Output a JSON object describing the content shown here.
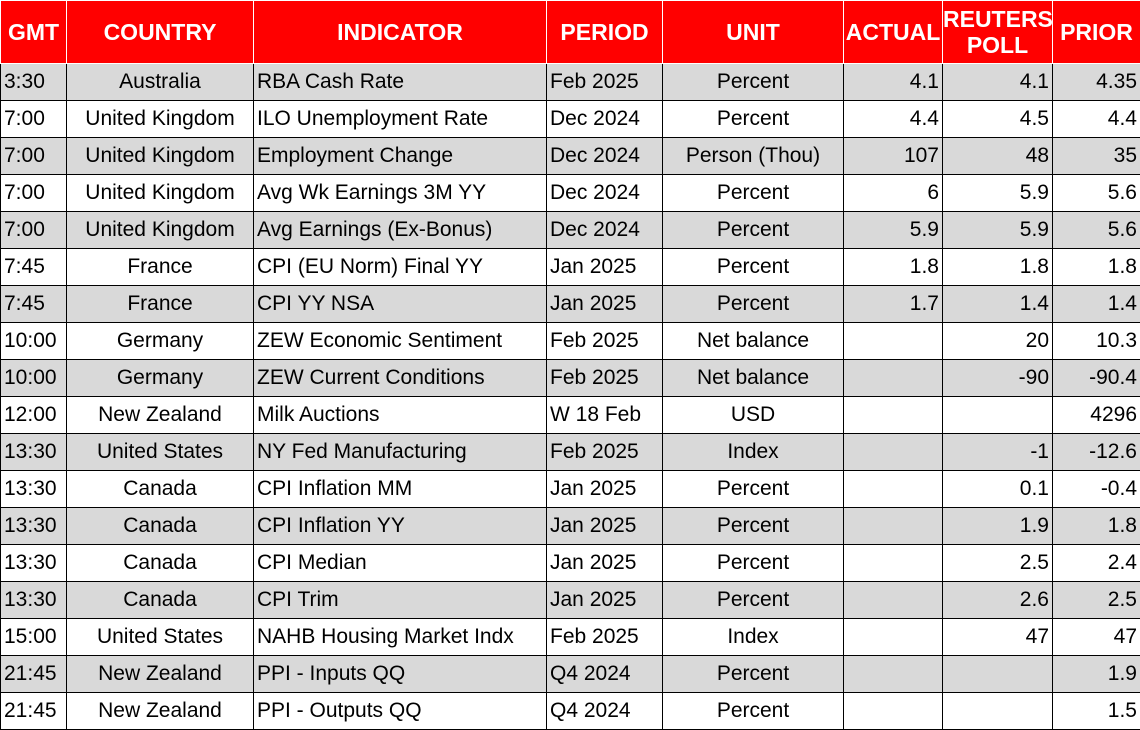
{
  "headers": {
    "gmt": "GMT",
    "country": "COUNTRY",
    "indicator": "INDICATOR",
    "period": "PERIOD",
    "unit": "UNIT",
    "actual": "ACTUAL",
    "poll_line1": "REUTERS",
    "poll_line2": "POLL",
    "prior": "PRIOR"
  },
  "colors": {
    "header_bg": "#ff0000",
    "header_text": "#ffffff",
    "shaded_row": "#d9d9d9",
    "plain_row": "#ffffff",
    "grid": "#000000"
  },
  "rows": [
    {
      "gmt": "3:30",
      "country": "Australia",
      "indicator": "RBA Cash Rate",
      "period": "Feb 2025",
      "unit": "Percent",
      "actual": "4.1",
      "poll": "4.1",
      "prior": "4.35"
    },
    {
      "gmt": "7:00",
      "country": "United Kingdom",
      "indicator": "ILO Unemployment Rate",
      "period": "Dec 2024",
      "unit": "Percent",
      "actual": "4.4",
      "poll": "4.5",
      "prior": "4.4"
    },
    {
      "gmt": "7:00",
      "country": "United Kingdom",
      "indicator": "Employment Change",
      "period": "Dec 2024",
      "unit": "Person (Thou)",
      "actual": "107",
      "poll": "48",
      "prior": "35"
    },
    {
      "gmt": "7:00",
      "country": "United Kingdom",
      "indicator": "Avg Wk Earnings 3M YY",
      "period": "Dec 2024",
      "unit": "Percent",
      "actual": "6",
      "poll": "5.9",
      "prior": "5.6"
    },
    {
      "gmt": "7:00",
      "country": "United Kingdom",
      "indicator": "Avg Earnings (Ex-Bonus)",
      "period": "Dec 2024",
      "unit": "Percent",
      "actual": "5.9",
      "poll": "5.9",
      "prior": "5.6"
    },
    {
      "gmt": "7:45",
      "country": "France",
      "indicator": "CPI (EU Norm) Final YY",
      "period": "Jan 2025",
      "unit": "Percent",
      "actual": "1.8",
      "poll": "1.8",
      "prior": "1.8"
    },
    {
      "gmt": "7:45",
      "country": "France",
      "indicator": "CPI YY NSA",
      "period": "Jan 2025",
      "unit": "Percent",
      "actual": "1.7",
      "poll": "1.4",
      "prior": "1.4"
    },
    {
      "gmt": "10:00",
      "country": "Germany",
      "indicator": "ZEW Economic Sentiment",
      "period": "Feb 2025",
      "unit": "Net balance",
      "actual": "",
      "poll": "20",
      "prior": "10.3"
    },
    {
      "gmt": "10:00",
      "country": "Germany",
      "indicator": "ZEW Current Conditions",
      "period": "Feb 2025",
      "unit": "Net balance",
      "actual": "",
      "poll": "-90",
      "prior": "-90.4"
    },
    {
      "gmt": "12:00",
      "country": "New Zealand",
      "indicator": "Milk Auctions",
      "period": "W 18 Feb",
      "unit": "USD",
      "actual": "",
      "poll": "",
      "prior": "4296"
    },
    {
      "gmt": "13:30",
      "country": "United States",
      "indicator": "NY Fed Manufacturing",
      "period": "Feb 2025",
      "unit": "Index",
      "actual": "",
      "poll": "-1",
      "prior": "-12.6"
    },
    {
      "gmt": "13:30",
      "country": "Canada",
      "indicator": "CPI Inflation MM",
      "period": "Jan 2025",
      "unit": "Percent",
      "actual": "",
      "poll": "0.1",
      "prior": "-0.4"
    },
    {
      "gmt": "13:30",
      "country": "Canada",
      "indicator": "CPI Inflation YY",
      "period": "Jan 2025",
      "unit": "Percent",
      "actual": "",
      "poll": "1.9",
      "prior": "1.8"
    },
    {
      "gmt": "13:30",
      "country": "Canada",
      "indicator": "CPI Median",
      "period": "Jan 2025",
      "unit": "Percent",
      "actual": "",
      "poll": "2.5",
      "prior": "2.4"
    },
    {
      "gmt": "13:30",
      "country": "Canada",
      "indicator": "CPI Trim",
      "period": "Jan 2025",
      "unit": "Percent",
      "actual": "",
      "poll": "2.6",
      "prior": "2.5"
    },
    {
      "gmt": "15:00",
      "country": "United States",
      "indicator": "NAHB Housing Market Indx",
      "period": "Feb 2025",
      "unit": "Index",
      "actual": "",
      "poll": "47",
      "prior": "47"
    },
    {
      "gmt": "21:45",
      "country": "New Zealand",
      "indicator": "PPI - Inputs QQ",
      "period": "Q4 2024",
      "unit": "Percent",
      "actual": "",
      "poll": "",
      "prior": "1.9"
    },
    {
      "gmt": "21:45",
      "country": "New Zealand",
      "indicator": "PPI - Outputs QQ",
      "period": "Q4 2024",
      "unit": "Percent",
      "actual": "",
      "poll": "",
      "prior": "1.5"
    }
  ]
}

★ ★ ★ ★

What you should do: Repeat the data exactly, without the pictures.

Complete response:
Output a JSON object describing the content shown here.
{
  "headers": {
    "gmt": "GMT",
    "country": "COUNTRY",
    "indicator": "INDICATOR",
    "period": "PERIOD",
    "unit": "UNIT",
    "actual": "ACTUAL",
    "poll_line1": "REUTERS",
    "poll_line2": "POLL",
    "prior": "PRIOR"
  },
  "colors": {
    "header_bg": "#ff0000",
    "header_text": "#ffffff",
    "shaded_row": "#d9d9d9",
    "plain_row": "#ffffff",
    "grid": "#000000"
  },
  "rows": [
    {
      "gmt": "3:30",
      "country": "Australia",
      "indicator": "RBA Cash Rate",
      "period": "Feb 2025",
      "unit": "Percent",
      "actual": "4.1",
      "poll": "4.1",
      "prior": "4.35"
    },
    {
      "gmt": "7:00",
      "country": "United Kingdom",
      "indicator": "ILO Unemployment Rate",
      "period": "Dec 2024",
      "unit": "Percent",
      "actual": "4.4",
      "poll": "4.5",
      "prior": "4.4"
    },
    {
      "gmt": "7:00",
      "country": "United Kingdom",
      "indicator": "Employment Change",
      "period": "Dec 2024",
      "unit": "Person (Thou)",
      "actual": "107",
      "poll": "48",
      "prior": "35"
    },
    {
      "gmt": "7:00",
      "country": "United Kingdom",
      "indicator": "Avg Wk Earnings 3M YY",
      "period": "Dec 2024",
      "unit": "Percent",
      "actual": "6",
      "poll": "5.9",
      "prior": "5.6"
    },
    {
      "gmt": "7:00",
      "country": "United Kingdom",
      "indicator": "Avg Earnings (Ex-Bonus)",
      "period": "Dec 2024",
      "unit": "Percent",
      "actual": "5.9",
      "poll": "5.9",
      "prior": "5.6"
    },
    {
      "gmt": "7:45",
      "country": "France",
      "indicator": "CPI (EU Norm) Final YY",
      "period": "Jan 2025",
      "unit": "Percent",
      "actual": "1.8",
      "poll": "1.8",
      "prior": "1.8"
    },
    {
      "gmt": "7:45",
      "country": "France",
      "indicator": "CPI YY NSA",
      "period": "Jan 2025",
      "unit": "Percent",
      "actual": "1.7",
      "poll": "1.4",
      "prior": "1.4"
    },
    {
      "gmt": "10:00",
      "country": "Germany",
      "indicator": "ZEW Economic Sentiment",
      "period": "Feb 2025",
      "unit": "Net balance",
      "actual": "",
      "poll": "20",
      "prior": "10.3"
    },
    {
      "gmt": "10:00",
      "country": "Germany",
      "indicator": "ZEW Current Conditions",
      "period": "Feb 2025",
      "unit": "Net balance",
      "actual": "",
      "poll": "-90",
      "prior": "-90.4"
    },
    {
      "gmt": "12:00",
      "country": "New Zealand",
      "indicator": "Milk Auctions",
      "period": "W 18 Feb",
      "unit": "USD",
      "actual": "",
      "poll": "",
      "prior": "4296"
    },
    {
      "gmt": "13:30",
      "country": "United States",
      "indicator": "NY Fed Manufacturing",
      "period": "Feb 2025",
      "unit": "Index",
      "actual": "",
      "poll": "-1",
      "prior": "-12.6"
    },
    {
      "gmt": "13:30",
      "country": "Canada",
      "indicator": "CPI Inflation MM",
      "period": "Jan 2025",
      "unit": "Percent",
      "actual": "",
      "poll": "0.1",
      "prior": "-0.4"
    },
    {
      "gmt": "13:30",
      "country": "Canada",
      "indicator": "CPI Inflation YY",
      "period": "Jan 2025",
      "unit": "Percent",
      "actual": "",
      "poll": "1.9",
      "prior": "1.8"
    },
    {
      "gmt": "13:30",
      "country": "Canada",
      "indicator": "CPI Median",
      "period": "Jan 2025",
      "unit": "Percent",
      "actual": "",
      "poll": "2.5",
      "prior": "2.4"
    },
    {
      "gmt": "13:30",
      "country": "Canada",
      "indicator": "CPI Trim",
      "period": "Jan 2025",
      "unit": "Percent",
      "actual": "",
      "poll": "2.6",
      "prior": "2.5"
    },
    {
      "gmt": "15:00",
      "country": "United States",
      "indicator": "NAHB Housing Market Indx",
      "period": "Feb 2025",
      "unit": "Index",
      "actual": "",
      "poll": "47",
      "prior": "47"
    },
    {
      "gmt": "21:45",
      "country": "New Zealand",
      "indicator": "PPI - Inputs QQ",
      "period": "Q4 2024",
      "unit": "Percent",
      "actual": "",
      "poll": "",
      "prior": "1.9"
    },
    {
      "gmt": "21:45",
      "country": "New Zealand",
      "indicator": "PPI - Outputs QQ",
      "period": "Q4 2024",
      "unit": "Percent",
      "actual": "",
      "poll": "",
      "prior": "1.5"
    }
  ]
}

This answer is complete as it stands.